REQUEST: Output each entry exactly; skip nothing.

INPUT RECORDS:

** BEGIN **

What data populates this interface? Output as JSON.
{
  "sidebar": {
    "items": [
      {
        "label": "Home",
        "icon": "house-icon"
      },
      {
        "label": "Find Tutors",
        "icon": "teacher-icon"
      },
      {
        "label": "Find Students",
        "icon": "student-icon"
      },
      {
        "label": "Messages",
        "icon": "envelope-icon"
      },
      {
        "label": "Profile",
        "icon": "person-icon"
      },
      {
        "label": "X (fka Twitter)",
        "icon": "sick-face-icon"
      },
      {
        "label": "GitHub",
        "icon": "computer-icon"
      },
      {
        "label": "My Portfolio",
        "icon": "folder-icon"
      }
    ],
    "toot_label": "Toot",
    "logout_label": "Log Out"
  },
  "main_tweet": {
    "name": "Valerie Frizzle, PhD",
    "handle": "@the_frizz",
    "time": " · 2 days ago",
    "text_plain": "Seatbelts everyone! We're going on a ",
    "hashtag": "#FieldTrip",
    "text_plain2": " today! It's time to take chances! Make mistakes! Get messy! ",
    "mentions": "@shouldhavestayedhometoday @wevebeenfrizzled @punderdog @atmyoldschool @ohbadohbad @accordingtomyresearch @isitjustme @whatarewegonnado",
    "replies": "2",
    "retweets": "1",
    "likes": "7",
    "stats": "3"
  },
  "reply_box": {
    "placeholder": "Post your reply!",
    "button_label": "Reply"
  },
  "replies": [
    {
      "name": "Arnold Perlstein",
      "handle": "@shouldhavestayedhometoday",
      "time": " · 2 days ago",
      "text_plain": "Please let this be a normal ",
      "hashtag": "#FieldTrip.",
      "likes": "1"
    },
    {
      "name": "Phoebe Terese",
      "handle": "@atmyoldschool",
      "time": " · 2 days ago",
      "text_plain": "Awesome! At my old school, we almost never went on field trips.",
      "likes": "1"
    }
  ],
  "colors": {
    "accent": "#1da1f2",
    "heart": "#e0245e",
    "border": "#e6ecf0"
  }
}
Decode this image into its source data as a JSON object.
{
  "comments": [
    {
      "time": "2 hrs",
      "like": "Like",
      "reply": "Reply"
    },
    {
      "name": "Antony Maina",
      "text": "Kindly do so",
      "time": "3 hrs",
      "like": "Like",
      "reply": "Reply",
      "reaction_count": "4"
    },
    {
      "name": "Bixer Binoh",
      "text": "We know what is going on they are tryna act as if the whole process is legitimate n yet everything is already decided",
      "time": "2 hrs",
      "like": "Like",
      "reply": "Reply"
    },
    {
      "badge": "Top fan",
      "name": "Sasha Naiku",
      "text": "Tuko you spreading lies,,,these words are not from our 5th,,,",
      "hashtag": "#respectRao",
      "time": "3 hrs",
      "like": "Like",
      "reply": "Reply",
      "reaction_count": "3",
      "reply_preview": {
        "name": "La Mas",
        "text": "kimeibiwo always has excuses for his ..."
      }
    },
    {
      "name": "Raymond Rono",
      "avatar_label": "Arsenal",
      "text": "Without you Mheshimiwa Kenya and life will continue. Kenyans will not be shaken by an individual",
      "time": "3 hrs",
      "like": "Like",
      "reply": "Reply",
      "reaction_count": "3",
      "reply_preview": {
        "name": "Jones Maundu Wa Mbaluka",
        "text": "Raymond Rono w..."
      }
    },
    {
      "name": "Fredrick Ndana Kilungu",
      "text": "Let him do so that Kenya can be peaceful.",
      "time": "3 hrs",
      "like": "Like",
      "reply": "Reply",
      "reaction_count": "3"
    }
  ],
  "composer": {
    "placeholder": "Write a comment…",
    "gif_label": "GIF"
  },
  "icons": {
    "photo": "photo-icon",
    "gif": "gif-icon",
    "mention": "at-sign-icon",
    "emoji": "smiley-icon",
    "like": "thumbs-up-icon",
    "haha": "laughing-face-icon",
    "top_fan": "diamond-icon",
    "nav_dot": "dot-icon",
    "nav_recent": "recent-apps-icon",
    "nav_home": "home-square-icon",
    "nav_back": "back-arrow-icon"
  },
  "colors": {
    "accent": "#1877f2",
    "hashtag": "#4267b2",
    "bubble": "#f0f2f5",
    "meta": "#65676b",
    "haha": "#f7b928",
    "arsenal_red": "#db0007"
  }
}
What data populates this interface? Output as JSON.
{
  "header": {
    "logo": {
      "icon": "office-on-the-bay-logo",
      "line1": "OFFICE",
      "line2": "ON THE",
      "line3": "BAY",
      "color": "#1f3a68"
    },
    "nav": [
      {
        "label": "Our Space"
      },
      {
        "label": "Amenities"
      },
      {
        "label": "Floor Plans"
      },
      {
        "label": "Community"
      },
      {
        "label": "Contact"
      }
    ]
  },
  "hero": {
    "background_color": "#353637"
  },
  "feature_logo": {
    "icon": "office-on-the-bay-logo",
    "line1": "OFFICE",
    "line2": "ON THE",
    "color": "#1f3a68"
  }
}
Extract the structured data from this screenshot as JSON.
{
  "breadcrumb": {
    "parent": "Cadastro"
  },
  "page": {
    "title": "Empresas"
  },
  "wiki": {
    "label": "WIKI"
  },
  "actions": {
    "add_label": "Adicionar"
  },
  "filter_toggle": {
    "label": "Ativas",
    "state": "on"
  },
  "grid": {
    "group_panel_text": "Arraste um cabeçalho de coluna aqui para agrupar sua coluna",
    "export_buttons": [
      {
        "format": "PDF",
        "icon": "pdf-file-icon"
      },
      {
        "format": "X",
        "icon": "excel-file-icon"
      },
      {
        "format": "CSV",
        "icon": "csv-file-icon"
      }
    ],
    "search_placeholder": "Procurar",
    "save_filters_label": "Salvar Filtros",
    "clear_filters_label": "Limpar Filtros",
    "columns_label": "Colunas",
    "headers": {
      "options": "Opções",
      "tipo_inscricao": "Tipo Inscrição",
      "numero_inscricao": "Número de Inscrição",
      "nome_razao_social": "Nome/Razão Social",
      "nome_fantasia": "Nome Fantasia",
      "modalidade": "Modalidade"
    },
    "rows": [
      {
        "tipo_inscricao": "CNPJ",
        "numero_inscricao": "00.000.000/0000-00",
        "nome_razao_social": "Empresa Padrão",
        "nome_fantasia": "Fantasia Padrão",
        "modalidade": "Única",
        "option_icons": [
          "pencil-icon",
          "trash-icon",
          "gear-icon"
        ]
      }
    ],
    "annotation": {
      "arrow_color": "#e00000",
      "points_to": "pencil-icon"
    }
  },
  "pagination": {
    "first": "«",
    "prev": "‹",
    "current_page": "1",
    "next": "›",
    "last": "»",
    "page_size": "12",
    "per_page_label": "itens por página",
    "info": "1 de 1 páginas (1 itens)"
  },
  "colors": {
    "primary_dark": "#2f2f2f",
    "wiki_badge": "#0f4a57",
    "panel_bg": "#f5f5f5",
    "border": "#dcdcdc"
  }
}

** END **

COMPLETED TASK:
What data populates this interface? Output as JSON.
{
  "sidebar": {
    "items": [
      {
        "label": "Home",
        "icon": "house-icon"
      },
      {
        "label": "Find Tutors",
        "icon": "teacher-icon"
      },
      {
        "label": "Find Students",
        "icon": "student-icon"
      },
      {
        "label": "Messages",
        "icon": "envelope-icon"
      },
      {
        "label": "Profile",
        "icon": "person-icon"
      },
      {
        "label": "X (fka Twitter)",
        "icon": "sick-face-icon"
      },
      {
        "label": "GitHub",
        "icon": "computer-icon"
      },
      {
        "label": "My Portfolio",
        "icon": "folder-icon"
      }
    ],
    "toot_label": "Toot",
    "logout_label": "Log Out"
  },
  "main_tweet": {
    "name": "Valerie Frizzle, PhD",
    "handle": "@the_frizz",
    "time": " · 2 days ago",
    "text_plain": "Seatbelts everyone! We're going on a ",
    "hashtag": "#FieldTrip",
    "text_plain2": " today! It's time to take chances! Make mistakes! Get messy! ",
    "mentions": "@shouldhavestayedhometoday @wevebeenfrizzled @punderdog @atmyoldschool @ohbadohbad @accordingtomyresearch @isitjustme @whatarewegonnado",
    "replies": "2",
    "retweets": "1",
    "likes": "7",
    "stats": "3"
  },
  "reply_box": {
    "placeholder": "Post your reply!",
    "button_label": "Reply"
  },
  "replies": [
    {
      "name": "Arnold Perlstein",
      "handle": "@shouldhavestayedhometoday",
      "time": " · 2 days ago",
      "text_plain": "Please let this be a normal ",
      "hashtag": "#FieldTrip.",
      "likes": "1"
    },
    {
      "name": "Phoebe Terese",
      "handle": "@atmyoldschool",
      "time": " · 2 days ago",
      "text_plain": "Awesome! At my old school, we almost never went on field trips.",
      "likes": "1"
    }
  ],
  "colors": {
    "accent": "#1da1f2",
    "heart": "#e0245e",
    "border": "#e6ecf0"
  }
}
Decode this image into its source data as a JSON object.
{
  "comments": [
    {
      "time": "2 hrs",
      "like": "Like",
      "reply": "Reply"
    },
    {
      "name": "Antony Maina",
      "text": "Kindly do so",
      "time": "3 hrs",
      "like": "Like",
      "reply": "Reply",
      "reaction_count": "4"
    },
    {
      "name": "Bixer Binoh",
      "text": "We know what is going on they are tryna act as if the whole process is legitimate n yet everything is already decided",
      "time": "2 hrs",
      "like": "Like",
      "reply": "Reply"
    },
    {
      "badge": "Top fan",
      "name": "Sasha Naiku",
      "text": "Tuko you spreading lies,,,these words are not from our 5th,,,",
      "hashtag": "#respectRao",
      "time": "3 hrs",
      "like": "Like",
      "reply": "Reply",
      "reaction_count": "3",
      "reply_preview": {
        "name": "La Mas",
        "text": "kimeibiwo always has excuses for his ..."
      }
    },
    {
      "name": "Raymond Rono",
      "avatar_label": "Arsenal",
      "text": "Without you Mheshimiwa Kenya and life will continue. Kenyans will not be shaken by an individual",
      "time": "3 hrs",
      "like": "Like",
      "reply": "Reply",
      "reaction_count": "3",
      "reply_preview": {
        "name": "Jones Maundu Wa Mbaluka",
        "text": "Raymond Rono w..."
      }
    },
    {
      "name": "Fredrick Ndana Kilungu",
      "text": "Let him do so that Kenya can be peaceful.",
      "time": "3 hrs",
      "like": "Like",
      "reply": "Reply",
      "reaction_count": "3"
    }
  ],
  "composer": {
    "placeholder": "Write a comment…",
    "gif_label": "GIF"
  },
  "icons": {
    "photo": "photo-icon",
    "gif": "gif-icon",
    "mention": "at-sign-icon",
    "emoji": "smiley-icon",
    "like": "thumbs-up-icon",
    "haha": "laughing-face-icon",
    "top_fan": "diamond-icon",
    "nav_dot": "dot-icon",
    "nav_recent": "recent-apps-icon",
    "nav_home": "home-square-icon",
    "nav_back": "back-arrow-icon"
  },
  "colors": {
    "accent": "#1877f2",
    "hashtag": "#4267b2",
    "bubble": "#f0f2f5",
    "meta": "#65676b",
    "haha": "#f7b928",
    "arsenal_red": "#db0007"
  }
}
What data populates this interface? Output as JSON.
{
  "header": {
    "logo": {
      "icon": "office-on-the-bay-logo",
      "line1": "OFFICE",
      "line2": "ON THE",
      "line3": "BAY",
      "color": "#1f3a68"
    },
    "nav": [
      {
        "label": "Our Space"
      },
      {
        "label": "Amenities"
      },
      {
        "label": "Floor Plans"
      },
      {
        "label": "Community"
      },
      {
        "label": "Contact"
      }
    ]
  },
  "hero": {
    "background_color": "#353637"
  },
  "feature_logo": {
    "icon": "office-on-the-bay-logo",
    "line1": "OFFICE",
    "line2": "ON THE",
    "color": "#1f3a68"
  }
}
Extract the structured data from this screenshot as JSON.
{
  "breadcrumb": {
    "parent": "Cadastro"
  },
  "page": {
    "title": "Empresas"
  },
  "wiki": {
    "label": "WIKI"
  },
  "actions": {
    "add_label": "Adicionar"
  },
  "filter_toggle": {
    "label": "Ativas",
    "state": "on"
  },
  "grid": {
    "group_panel_text": "Arraste um cabeçalho de coluna aqui para agrupar sua coluna",
    "export_buttons": [
      {
        "format": "PDF",
        "icon": "pdf-file-icon"
      },
      {
        "format": "X",
        "icon": "excel-file-icon"
      },
      {
        "format": "CSV",
        "icon": "csv-file-icon"
      }
    ],
    "search_placeholder": "Procurar",
    "save_filters_label": "Salvar Filtros",
    "clear_filters_label": "Limpar Filtros",
    "columns_label": "Colunas",
    "headers": {
      "options": "Opções",
      "tipo_inscricao": "Tipo Inscrição",
      "numero_inscricao": "Número de Inscrição",
      "nome_razao_social": "Nome/Razão Social",
      "nome_fantasia": "Nome Fantasia",
      "modalidade": "Modalidade"
    },
    "rows": [
      {
        "tipo_inscricao": "CNPJ",
        "numero_inscricao": "00.000.000/0000-00",
        "nome_razao_social": "Empresa Padrão",
        "nome_fantasia": "Fantasia Padrão",
        "modalidade": "Única",
        "option_icons": [
          "pencil-icon",
          "trash-icon",
          "gear-icon"
        ]
      }
    ],
    "annotation": {
      "arrow_color": "#e00000",
      "points_to": "pencil-icon"
    }
  },
  "pagination": {
    "first": "«",
    "prev": "‹",
    "current_page": "1",
    "next": "›",
    "last": "»",
    "page_size": "12",
    "per_page_label": "itens por página",
    "info": "1 de 1 páginas (1 itens)"
  },
  "colors": {
    "primary_dark": "#2f2f2f",
    "wiki_badge": "#0f4a57",
    "panel_bg": "#f5f5f5",
    "border": "#dcdcdc"
  }
}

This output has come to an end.